Die Specials begannen bereits Ende der Siebziger mit Punk und New Wave, sie waren eine der wichtigsten Bands der Ska-Bewegung. Die britischen Jugendkulturen waren damals besonders politisiert. In ihnen kamen Jugendproteste zum Ausdruck, die die wirtschaftliche Misere im Thatcher-England, den hausgemachten Rassismus in Großbritannien offen kritisierten. Auch dagegen war „Nelson Mandela“ ein Fanal.

Antirassistisch im Styling

The Specials waren zugleich auch ein leuchtendes Beispiel der Integration. Sie hatten schwarze und weiße Bandmitglieder und spielten den genuin jamaikanischen Ska mit der Wut und der Wucht von Punk, aber auch mit der Stilsicherheit des Soul, und sie zitierten in dem Song auch die Gesangsformen südafrikanischer Popmusik.

Selbst in ihrem Styling kommt ein antirassistisches Element zum Tragen. Sie kleideten sich wie Jazzhipster der frühen sechziger Jahre. Auch das Cover ihrer Single ist ein Zitat alter Jazzplatten. Vorne drauf prangt ein Foto von Nelson Mandela in Schwarz-Weiß, hinten stehen ausführliche Liner Notes, die seine Situation schildern und eine Verbindung zum Rassismus im England der 80er Jahre herstellen. Das hat auf die Hörer unglaublich Eindruck gemacht.

■ **Arbeitsanweisungen**:
1. Beantworten Sie anhand des Textabschnitts diese Fragen:
(a) Wann und mit welchen Musikrichtungen begannen die Specials?
(b) Wie kleideten sich die Bandmitglieder?
(c) Was ist auf der Vorderseite ihres Single-Covers abgebildet?
2. Fassen Sie den Absatz des Textabschnitts, der mit „Selbst in ihrem Styling“ beginnt, als Stichpunktliste zusammen und behalten Sie dabei seine wesentlichen Fakten bei.
Die Daten stammen aus einer anderen Quelle als der Textabschnitt.

■ **Quellenauszug**:
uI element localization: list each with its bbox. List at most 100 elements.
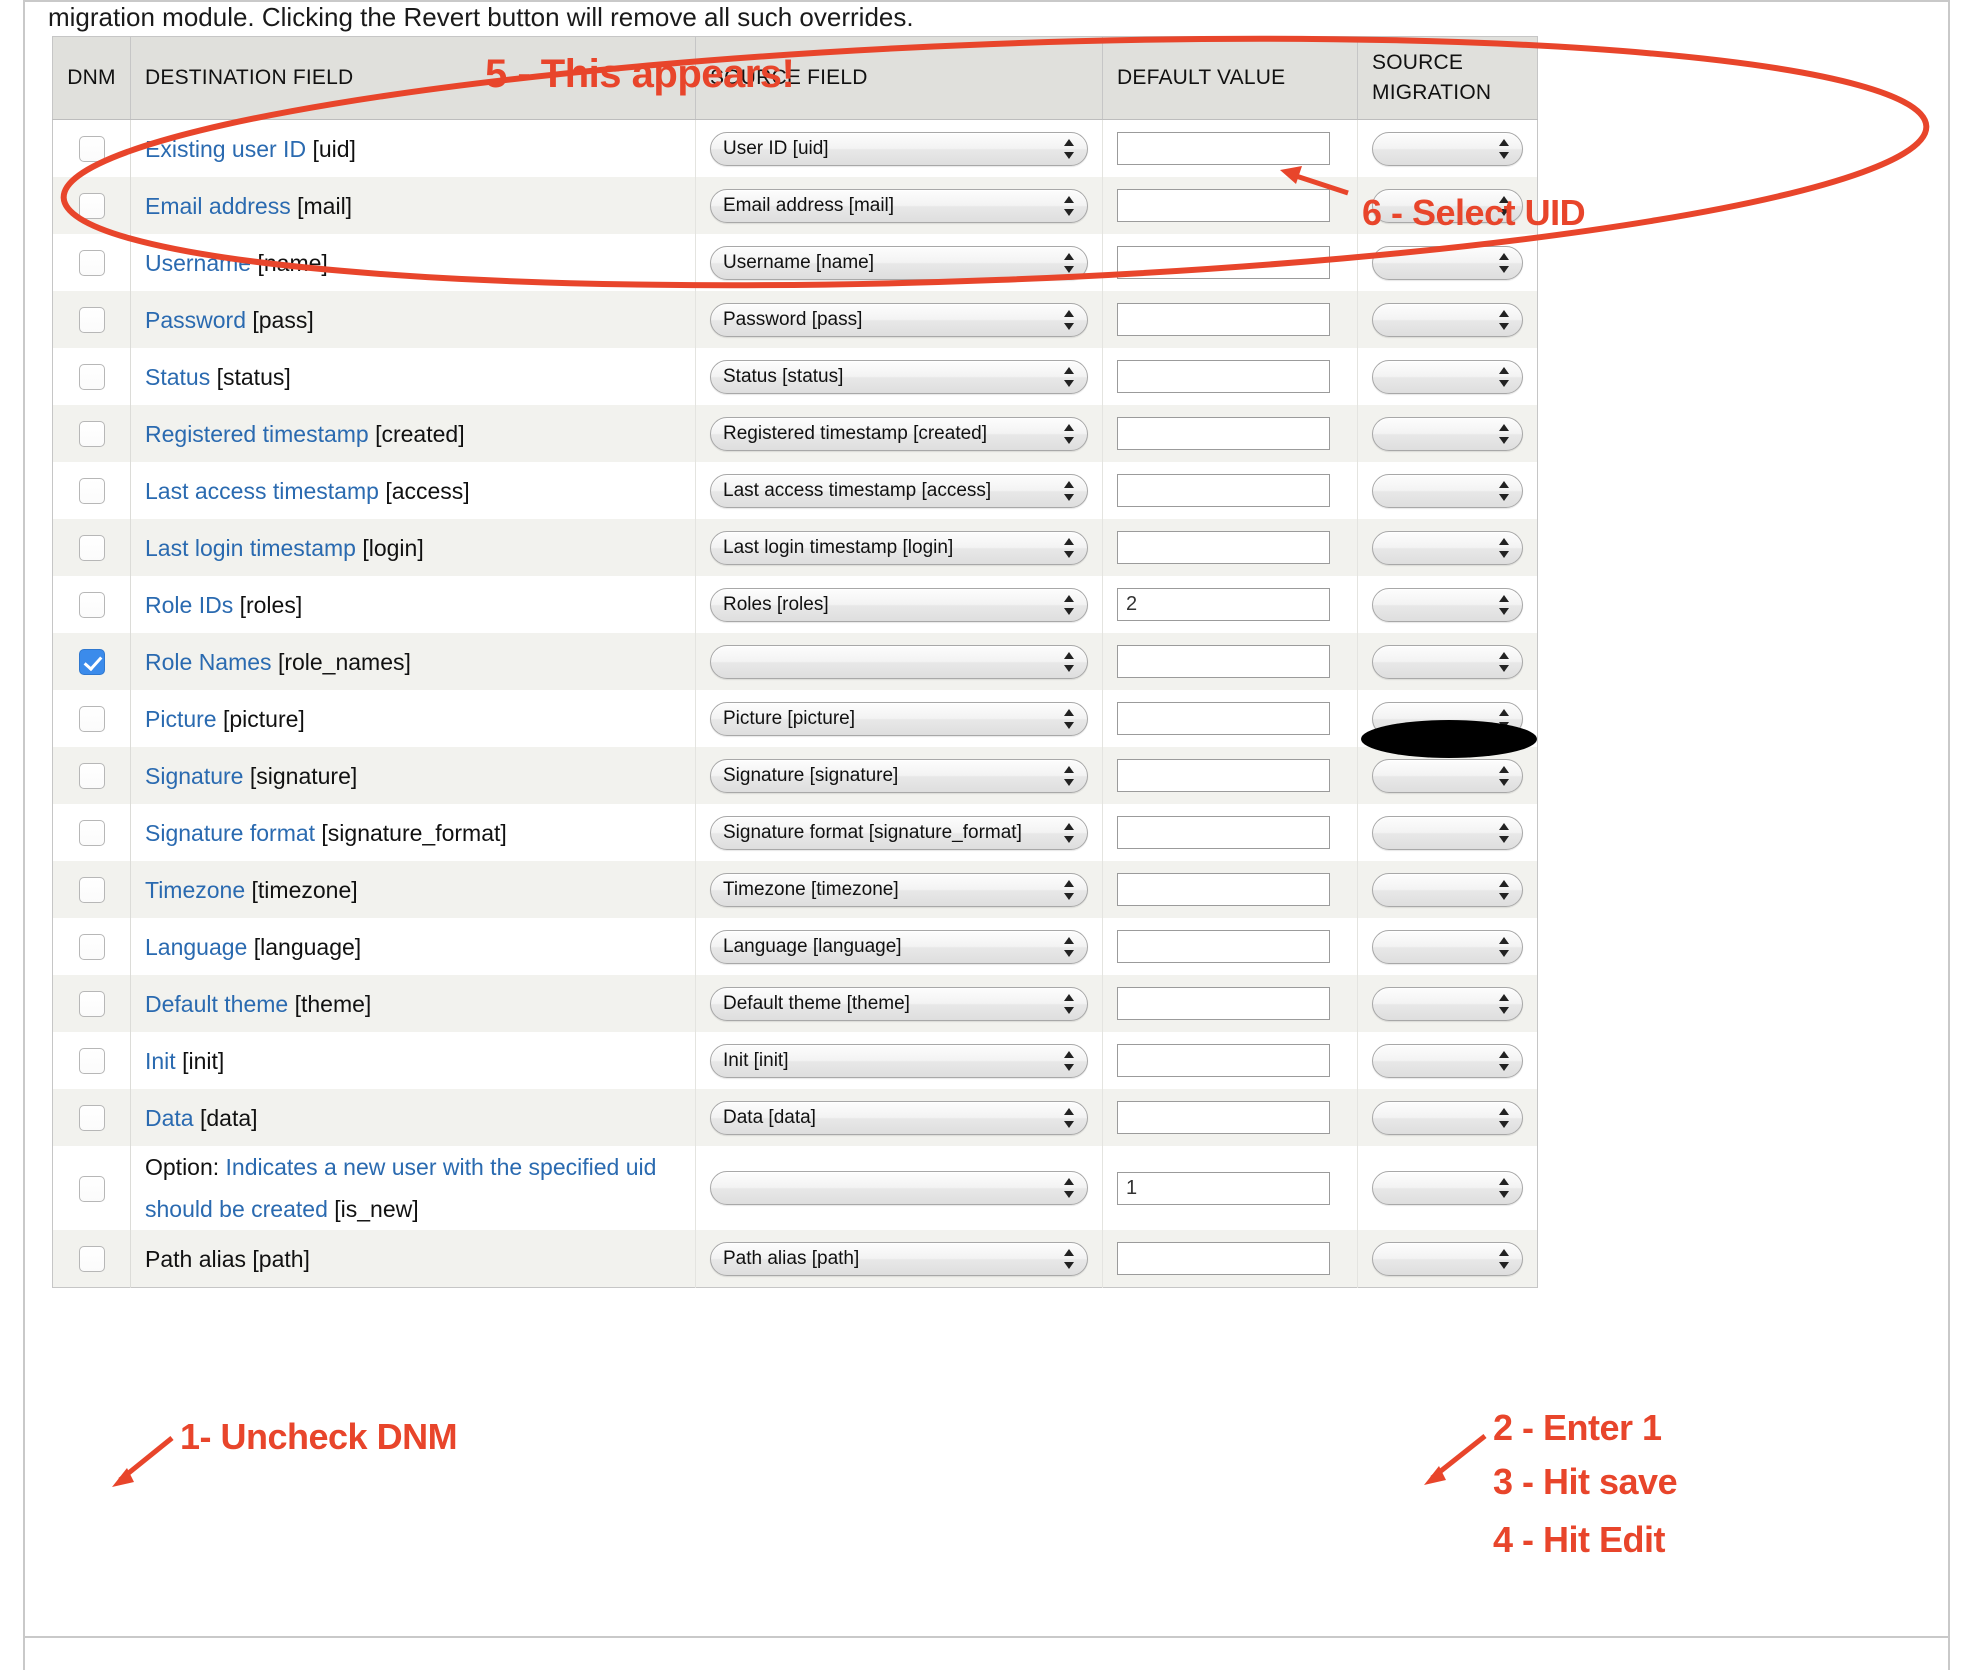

■ **Ergebnisse je Aufgabe**:
1.
(a) Ende der Siebziger, mit Punk und New Wave.
(b) Wie Jazzhipster der frühen sechziger Jahre.
(c) Ein Foto von Nelson Mandela in Schwarz-Weiß.

2.
- Auch im Styling der Band zeigt sich ein antirassistisches Element.
- Die Mitglieder kleideten sich wie Jazzhipster der frühen sechziger Jahre.
- Das Single-Cover zitiert alte Jazzplatten.
- Vorderseite: Schwarz-Weiß-Foto von Nelson Mandela
- Rückseite: ausführliche Liner Notes über seine Situation, die eine Verbindung zum Rassismus im England der 80er Jahre herstellen
- Das Cover hat auf die Hörer großen Eindruck gemacht.